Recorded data
- - -

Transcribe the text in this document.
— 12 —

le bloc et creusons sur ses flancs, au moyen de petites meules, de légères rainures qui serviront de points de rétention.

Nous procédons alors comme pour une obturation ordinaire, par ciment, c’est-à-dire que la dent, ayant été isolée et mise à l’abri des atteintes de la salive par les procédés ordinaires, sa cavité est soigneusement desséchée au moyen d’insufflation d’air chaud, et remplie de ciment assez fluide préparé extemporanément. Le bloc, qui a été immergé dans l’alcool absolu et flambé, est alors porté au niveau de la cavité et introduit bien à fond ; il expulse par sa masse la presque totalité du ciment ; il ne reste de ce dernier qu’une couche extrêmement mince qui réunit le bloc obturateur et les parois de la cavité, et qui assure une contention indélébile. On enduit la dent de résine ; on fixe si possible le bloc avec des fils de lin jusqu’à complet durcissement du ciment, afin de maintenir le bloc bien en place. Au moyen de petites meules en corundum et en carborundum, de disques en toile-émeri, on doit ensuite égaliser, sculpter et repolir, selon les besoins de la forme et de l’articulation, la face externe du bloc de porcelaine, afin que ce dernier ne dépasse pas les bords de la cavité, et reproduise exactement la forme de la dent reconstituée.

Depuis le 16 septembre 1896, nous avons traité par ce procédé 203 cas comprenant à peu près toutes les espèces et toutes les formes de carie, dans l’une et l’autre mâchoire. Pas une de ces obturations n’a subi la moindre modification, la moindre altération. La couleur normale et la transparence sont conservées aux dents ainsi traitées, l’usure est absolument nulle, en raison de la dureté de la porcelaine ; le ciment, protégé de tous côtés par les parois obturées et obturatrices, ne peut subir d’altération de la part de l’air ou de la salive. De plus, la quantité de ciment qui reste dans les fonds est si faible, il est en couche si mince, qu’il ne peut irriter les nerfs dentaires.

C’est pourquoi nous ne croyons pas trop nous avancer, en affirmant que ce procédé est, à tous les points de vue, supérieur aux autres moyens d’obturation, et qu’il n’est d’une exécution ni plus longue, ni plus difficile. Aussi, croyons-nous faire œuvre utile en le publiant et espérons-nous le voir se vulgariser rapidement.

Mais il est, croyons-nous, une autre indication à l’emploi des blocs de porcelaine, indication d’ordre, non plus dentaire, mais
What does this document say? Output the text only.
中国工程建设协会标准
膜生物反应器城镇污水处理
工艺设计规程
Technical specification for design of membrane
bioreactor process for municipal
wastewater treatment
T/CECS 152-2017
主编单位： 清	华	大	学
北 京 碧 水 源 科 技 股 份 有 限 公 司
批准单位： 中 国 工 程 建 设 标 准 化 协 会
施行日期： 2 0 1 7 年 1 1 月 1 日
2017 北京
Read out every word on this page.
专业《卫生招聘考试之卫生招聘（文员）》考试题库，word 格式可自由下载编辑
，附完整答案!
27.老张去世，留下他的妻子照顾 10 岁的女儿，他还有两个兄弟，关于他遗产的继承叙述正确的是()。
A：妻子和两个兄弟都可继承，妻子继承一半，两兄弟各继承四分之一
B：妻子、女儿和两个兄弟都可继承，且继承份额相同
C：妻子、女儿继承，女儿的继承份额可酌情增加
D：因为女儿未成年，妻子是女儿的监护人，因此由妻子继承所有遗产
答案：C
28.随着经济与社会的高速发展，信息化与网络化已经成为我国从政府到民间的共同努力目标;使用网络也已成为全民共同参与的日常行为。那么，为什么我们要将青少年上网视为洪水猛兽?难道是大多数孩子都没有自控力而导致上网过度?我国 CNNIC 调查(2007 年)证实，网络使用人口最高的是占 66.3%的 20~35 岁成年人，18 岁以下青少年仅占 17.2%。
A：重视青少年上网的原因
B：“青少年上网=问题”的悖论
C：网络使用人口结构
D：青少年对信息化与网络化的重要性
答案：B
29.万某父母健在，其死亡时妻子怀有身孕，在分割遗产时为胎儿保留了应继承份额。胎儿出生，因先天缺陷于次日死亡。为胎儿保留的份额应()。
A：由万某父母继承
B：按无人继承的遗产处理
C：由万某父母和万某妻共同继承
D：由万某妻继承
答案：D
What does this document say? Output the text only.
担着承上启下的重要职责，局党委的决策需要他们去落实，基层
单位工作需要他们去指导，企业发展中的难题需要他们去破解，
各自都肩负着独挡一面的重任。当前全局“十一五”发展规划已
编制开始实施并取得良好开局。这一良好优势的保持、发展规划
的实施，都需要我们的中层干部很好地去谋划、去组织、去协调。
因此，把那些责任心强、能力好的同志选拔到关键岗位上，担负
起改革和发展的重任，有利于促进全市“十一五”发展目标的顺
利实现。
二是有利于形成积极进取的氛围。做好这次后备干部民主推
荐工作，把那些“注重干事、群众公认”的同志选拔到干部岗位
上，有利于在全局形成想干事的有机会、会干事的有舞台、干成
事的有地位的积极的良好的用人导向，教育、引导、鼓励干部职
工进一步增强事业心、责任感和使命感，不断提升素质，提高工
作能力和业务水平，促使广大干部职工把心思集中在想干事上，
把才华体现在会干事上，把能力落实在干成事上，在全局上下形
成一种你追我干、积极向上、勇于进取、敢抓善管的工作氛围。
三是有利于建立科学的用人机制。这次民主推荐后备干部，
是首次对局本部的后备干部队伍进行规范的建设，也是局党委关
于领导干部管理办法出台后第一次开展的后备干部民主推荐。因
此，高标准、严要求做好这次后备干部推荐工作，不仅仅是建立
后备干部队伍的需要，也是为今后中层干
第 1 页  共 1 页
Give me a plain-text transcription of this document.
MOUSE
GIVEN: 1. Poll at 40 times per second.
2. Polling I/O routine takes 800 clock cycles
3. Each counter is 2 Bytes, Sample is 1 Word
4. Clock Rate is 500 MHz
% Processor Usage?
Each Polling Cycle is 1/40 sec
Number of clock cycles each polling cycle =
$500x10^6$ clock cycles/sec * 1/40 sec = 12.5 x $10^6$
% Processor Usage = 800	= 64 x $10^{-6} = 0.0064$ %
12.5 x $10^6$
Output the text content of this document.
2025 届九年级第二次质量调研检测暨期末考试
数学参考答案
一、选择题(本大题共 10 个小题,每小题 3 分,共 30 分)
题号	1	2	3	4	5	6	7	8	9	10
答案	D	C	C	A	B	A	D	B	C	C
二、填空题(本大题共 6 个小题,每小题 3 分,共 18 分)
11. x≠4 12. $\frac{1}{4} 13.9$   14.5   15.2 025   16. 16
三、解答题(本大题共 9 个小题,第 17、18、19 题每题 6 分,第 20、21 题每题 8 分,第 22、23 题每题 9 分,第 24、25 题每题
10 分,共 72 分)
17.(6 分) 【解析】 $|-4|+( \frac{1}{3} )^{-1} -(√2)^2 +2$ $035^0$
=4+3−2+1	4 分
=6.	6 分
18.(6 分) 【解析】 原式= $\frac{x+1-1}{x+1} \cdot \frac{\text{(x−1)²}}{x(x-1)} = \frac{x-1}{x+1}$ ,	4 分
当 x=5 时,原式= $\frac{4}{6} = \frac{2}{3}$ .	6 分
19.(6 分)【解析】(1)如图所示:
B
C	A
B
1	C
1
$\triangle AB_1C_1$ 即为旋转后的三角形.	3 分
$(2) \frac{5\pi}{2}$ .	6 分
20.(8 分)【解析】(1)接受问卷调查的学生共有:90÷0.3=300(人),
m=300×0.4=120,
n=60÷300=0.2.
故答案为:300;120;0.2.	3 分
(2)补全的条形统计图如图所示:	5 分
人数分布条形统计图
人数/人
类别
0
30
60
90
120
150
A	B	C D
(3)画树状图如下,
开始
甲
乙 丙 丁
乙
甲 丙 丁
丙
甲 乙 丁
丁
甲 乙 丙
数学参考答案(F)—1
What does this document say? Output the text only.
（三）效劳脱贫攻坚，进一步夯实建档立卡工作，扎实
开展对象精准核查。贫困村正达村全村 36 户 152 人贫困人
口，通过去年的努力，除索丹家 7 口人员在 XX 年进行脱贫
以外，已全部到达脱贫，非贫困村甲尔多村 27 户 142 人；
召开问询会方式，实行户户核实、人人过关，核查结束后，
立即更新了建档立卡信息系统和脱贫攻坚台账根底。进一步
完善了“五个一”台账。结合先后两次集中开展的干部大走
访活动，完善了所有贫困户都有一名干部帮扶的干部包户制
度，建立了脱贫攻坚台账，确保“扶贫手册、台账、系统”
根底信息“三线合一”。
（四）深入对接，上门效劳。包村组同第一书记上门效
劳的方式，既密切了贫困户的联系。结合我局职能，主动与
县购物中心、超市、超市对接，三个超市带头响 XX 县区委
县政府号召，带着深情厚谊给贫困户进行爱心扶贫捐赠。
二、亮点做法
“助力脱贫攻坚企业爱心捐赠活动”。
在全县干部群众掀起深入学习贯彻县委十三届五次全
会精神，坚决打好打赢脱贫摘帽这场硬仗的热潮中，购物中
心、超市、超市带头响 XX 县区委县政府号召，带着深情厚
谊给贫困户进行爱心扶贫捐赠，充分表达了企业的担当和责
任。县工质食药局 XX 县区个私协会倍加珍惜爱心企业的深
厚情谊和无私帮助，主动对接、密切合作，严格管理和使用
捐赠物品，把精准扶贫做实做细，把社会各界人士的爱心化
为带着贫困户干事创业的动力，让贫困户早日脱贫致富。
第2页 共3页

- - -

— Written exercise —
For each line above that contains the word "petites", copy that line.

— Problem solution —
le bloc et creusons sur ses flancs, au moyen de petites meules, de légères rainures qui serviront de points de rétention.
Nous procédons alors comme pour une obturation ordinaire, par ciment, c’est-à-dire que la dent, ayant été isolée et mise à l’abri des atteintes de la salive par les procédés ordinaires, sa cavité est soigneusement desséchée au moyen d’insufflation d’air chaud, et remplie de ciment assez fluide préparé extemporanément. Le bloc, qui a été immergé dans l’alcool absolu et flambé, est alors porté au niveau de la cavité et introduit bien à fond ; il expulse par sa masse la presque totalité du ciment ; il ne reste de ce dernier qu’une couche extrêmement mince qui réunit le bloc obturateur et les parois de la cavité, et qui assure une contention indélébile. On enduit la dent de résine ; on fixe si possible le bloc avec des fils de lin jusqu’à complet durcissement du ciment, afin de maintenir le bloc bien en place. Au moyen de petites meules en corundum et en carborundum, de disques en toile-émeri, on doit ensuite égaliser, sculpter et repolir, selon les besoins de la forme et de l’articulation, la face externe du bloc de porcelaine, afin que ce dernier ne dépasse pas les bords de la cavité, et reproduise exactement la forme de la dent reconstituée.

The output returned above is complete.